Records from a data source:
╔══
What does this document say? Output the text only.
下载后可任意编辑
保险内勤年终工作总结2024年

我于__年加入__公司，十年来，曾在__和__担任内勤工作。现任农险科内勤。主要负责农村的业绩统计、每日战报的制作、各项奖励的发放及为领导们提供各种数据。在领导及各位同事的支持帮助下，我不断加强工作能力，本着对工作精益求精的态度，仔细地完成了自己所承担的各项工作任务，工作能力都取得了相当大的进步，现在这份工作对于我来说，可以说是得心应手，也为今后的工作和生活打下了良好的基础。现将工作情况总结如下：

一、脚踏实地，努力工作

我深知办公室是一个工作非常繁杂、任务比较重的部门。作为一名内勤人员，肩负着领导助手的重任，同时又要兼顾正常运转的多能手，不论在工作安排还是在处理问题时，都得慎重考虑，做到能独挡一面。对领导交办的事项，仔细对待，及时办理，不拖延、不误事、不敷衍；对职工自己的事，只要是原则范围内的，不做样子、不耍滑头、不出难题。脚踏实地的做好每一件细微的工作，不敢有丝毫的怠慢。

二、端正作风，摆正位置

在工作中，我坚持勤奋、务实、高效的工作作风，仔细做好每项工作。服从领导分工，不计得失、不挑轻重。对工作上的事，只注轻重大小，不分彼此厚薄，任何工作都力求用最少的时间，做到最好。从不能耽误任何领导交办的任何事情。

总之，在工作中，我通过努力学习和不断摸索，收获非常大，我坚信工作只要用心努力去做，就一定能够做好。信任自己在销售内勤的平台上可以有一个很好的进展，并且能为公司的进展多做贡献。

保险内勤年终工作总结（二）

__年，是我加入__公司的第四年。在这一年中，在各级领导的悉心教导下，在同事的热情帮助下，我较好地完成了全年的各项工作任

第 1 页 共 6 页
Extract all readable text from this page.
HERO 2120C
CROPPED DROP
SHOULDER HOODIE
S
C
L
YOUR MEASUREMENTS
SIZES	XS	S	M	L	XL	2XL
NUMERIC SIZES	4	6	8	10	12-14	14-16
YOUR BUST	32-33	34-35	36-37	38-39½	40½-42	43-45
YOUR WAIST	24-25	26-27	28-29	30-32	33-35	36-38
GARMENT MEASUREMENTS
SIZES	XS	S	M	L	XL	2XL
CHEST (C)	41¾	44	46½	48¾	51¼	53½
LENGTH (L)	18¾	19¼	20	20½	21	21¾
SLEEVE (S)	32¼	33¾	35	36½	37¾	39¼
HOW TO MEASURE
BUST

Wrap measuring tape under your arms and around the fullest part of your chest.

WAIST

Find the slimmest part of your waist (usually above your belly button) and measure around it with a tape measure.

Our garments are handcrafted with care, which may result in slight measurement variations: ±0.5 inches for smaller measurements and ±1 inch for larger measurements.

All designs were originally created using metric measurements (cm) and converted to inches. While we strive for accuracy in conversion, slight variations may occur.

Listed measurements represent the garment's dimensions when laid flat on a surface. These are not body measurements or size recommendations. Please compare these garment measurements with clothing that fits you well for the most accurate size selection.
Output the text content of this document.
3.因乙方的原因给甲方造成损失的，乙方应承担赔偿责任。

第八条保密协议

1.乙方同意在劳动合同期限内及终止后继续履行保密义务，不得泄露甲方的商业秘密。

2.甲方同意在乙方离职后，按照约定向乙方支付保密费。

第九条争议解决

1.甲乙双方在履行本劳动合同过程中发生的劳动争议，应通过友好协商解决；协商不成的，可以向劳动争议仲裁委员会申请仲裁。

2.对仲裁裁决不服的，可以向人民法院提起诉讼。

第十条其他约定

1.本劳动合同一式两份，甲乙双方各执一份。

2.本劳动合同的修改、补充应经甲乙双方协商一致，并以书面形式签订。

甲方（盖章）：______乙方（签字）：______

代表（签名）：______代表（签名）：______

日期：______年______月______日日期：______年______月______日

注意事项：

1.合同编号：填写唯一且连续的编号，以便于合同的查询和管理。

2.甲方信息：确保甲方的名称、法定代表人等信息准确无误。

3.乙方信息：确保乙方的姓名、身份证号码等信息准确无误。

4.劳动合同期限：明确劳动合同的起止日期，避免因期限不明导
╚══
> _Set problem_
Extract every line from the records above that contains the word "with".

> _Correct answer_
Find the slimmest part of your waist (usually above your belly button) and measure around it with a tape measure.
Our garments are handcrafted with care, which may result in slight measurement variations: ±0.5 inches for smaller measurements and ±1 inch for larger measurements.
Listed measurements represent the garment's dimensions when laid flat on a surface. These are not body measurements or size recommendations. Please compare these garment measurements with clothing that fits you well for the most accurate size selection.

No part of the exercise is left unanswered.